Go through the entries below and collect each line with the string "výrobek" in it.

-------- Data shown --------

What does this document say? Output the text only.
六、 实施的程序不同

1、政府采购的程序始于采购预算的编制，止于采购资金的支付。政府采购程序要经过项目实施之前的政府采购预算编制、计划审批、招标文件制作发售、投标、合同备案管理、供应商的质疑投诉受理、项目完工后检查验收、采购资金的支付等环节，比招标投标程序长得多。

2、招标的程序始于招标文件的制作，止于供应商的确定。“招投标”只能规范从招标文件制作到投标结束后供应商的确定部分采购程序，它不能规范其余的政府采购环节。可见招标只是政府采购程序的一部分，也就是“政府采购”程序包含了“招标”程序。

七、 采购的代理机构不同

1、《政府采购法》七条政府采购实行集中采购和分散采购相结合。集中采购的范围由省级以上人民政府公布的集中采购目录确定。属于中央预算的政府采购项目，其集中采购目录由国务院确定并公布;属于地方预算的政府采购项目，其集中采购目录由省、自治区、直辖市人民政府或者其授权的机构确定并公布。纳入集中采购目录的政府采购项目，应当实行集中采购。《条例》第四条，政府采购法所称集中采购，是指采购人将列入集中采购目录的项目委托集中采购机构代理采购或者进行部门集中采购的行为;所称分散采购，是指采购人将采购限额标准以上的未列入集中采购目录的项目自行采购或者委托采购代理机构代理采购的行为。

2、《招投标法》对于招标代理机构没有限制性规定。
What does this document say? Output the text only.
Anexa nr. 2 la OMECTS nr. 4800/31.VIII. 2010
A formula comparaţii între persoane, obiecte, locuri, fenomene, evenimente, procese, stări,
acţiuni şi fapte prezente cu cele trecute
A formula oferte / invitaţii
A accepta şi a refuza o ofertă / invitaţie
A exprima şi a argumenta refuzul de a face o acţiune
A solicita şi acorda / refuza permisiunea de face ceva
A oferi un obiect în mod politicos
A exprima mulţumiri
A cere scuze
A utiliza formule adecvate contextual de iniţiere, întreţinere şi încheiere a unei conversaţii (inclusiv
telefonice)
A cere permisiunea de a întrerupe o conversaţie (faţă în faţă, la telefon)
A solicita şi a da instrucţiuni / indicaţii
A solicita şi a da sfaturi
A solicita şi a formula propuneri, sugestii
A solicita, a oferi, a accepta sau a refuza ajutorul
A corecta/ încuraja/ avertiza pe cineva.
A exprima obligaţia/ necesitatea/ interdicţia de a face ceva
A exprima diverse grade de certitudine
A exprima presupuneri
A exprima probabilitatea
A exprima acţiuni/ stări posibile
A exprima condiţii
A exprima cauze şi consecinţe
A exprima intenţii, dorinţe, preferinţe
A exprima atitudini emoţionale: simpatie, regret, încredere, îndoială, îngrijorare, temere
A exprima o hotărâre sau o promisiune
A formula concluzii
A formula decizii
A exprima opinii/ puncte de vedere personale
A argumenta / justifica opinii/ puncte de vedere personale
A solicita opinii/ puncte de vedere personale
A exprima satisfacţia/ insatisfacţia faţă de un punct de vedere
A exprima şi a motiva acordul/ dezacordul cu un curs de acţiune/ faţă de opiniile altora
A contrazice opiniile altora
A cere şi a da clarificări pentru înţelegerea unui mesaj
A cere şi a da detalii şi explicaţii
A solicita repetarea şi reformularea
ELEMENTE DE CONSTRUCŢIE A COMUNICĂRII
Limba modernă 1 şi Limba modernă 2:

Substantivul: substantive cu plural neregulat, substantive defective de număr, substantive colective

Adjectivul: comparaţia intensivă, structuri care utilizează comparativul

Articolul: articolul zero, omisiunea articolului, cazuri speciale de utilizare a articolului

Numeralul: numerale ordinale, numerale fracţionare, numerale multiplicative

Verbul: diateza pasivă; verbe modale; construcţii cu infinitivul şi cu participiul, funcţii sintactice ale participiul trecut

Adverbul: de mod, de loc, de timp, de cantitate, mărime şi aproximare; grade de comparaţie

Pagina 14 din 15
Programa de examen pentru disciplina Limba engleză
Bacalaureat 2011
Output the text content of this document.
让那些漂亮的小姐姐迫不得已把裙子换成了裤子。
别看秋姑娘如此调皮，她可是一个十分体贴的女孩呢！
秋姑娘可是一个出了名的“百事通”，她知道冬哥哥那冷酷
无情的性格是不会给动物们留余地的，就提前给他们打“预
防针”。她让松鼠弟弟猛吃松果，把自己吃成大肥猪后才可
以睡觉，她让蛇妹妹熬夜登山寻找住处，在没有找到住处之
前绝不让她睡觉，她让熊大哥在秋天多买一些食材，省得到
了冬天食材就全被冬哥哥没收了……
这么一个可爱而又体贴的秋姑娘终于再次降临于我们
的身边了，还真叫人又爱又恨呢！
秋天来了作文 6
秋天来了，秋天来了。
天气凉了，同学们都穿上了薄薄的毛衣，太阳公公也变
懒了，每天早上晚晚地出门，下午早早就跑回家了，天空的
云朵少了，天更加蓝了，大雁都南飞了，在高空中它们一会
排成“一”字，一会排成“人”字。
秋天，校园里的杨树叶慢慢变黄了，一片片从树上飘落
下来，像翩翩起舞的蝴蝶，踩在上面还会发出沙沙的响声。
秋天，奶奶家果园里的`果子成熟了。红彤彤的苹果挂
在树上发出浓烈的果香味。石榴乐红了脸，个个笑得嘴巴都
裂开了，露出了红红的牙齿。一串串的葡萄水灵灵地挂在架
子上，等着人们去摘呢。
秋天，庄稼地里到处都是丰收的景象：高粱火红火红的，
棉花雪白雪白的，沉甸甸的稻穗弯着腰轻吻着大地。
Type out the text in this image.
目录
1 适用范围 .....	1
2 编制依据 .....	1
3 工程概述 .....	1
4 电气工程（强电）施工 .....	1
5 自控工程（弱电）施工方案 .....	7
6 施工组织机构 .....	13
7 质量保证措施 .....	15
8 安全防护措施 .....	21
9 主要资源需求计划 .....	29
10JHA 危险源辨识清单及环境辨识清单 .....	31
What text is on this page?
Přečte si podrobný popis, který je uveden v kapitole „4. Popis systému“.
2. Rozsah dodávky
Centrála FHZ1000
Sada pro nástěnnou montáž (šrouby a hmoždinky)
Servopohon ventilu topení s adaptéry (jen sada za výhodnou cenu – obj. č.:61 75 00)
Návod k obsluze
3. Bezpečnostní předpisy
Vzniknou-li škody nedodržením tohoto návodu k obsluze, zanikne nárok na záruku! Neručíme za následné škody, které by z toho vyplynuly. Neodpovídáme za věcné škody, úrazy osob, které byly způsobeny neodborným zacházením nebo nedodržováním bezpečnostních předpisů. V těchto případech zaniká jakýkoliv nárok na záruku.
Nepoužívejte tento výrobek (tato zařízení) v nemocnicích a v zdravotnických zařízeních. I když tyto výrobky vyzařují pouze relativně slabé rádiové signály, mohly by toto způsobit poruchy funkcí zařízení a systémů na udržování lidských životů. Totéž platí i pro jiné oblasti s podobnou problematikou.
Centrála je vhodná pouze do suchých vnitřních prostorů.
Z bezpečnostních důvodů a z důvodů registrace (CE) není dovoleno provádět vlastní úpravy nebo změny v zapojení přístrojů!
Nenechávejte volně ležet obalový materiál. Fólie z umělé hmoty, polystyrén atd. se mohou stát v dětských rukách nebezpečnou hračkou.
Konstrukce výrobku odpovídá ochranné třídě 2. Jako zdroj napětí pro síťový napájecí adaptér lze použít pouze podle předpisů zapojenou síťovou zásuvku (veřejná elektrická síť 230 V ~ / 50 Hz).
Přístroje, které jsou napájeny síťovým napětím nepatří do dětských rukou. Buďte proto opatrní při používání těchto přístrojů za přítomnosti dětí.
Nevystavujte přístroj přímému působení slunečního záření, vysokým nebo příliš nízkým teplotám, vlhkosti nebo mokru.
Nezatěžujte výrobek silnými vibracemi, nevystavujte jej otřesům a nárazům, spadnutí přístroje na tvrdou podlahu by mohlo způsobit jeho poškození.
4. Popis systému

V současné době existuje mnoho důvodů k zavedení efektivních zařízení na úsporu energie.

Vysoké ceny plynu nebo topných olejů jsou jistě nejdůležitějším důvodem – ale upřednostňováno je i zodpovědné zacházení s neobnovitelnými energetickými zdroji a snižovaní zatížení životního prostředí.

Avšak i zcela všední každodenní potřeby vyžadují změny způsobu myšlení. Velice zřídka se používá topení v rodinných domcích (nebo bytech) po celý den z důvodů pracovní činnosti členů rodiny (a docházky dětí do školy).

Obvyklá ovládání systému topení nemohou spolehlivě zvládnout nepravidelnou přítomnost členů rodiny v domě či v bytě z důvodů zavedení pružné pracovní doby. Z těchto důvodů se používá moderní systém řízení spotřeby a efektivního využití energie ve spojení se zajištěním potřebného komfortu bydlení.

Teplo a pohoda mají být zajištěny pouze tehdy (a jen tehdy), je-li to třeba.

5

--------

• Exercise answer:
Nepoužívejte tento výrobek (tato zařízení) v nemocnicích a v zdravotnických zařízeních. I když tyto výrobky vyzařují pouze relativně slabé rádiové signály, mohly by toto způsobit poruchy funkcí zařízení a systémů na udržování lidských životů. Totéž platí i pro jiné oblasti s podobnou problematikou.
Nezatěžujte výrobek silnými vibracemi, nevystavujte jej otřesům a nárazům, spadnutí přístroje na tvrdou podlahu by mohlo způsobit jeho poškození.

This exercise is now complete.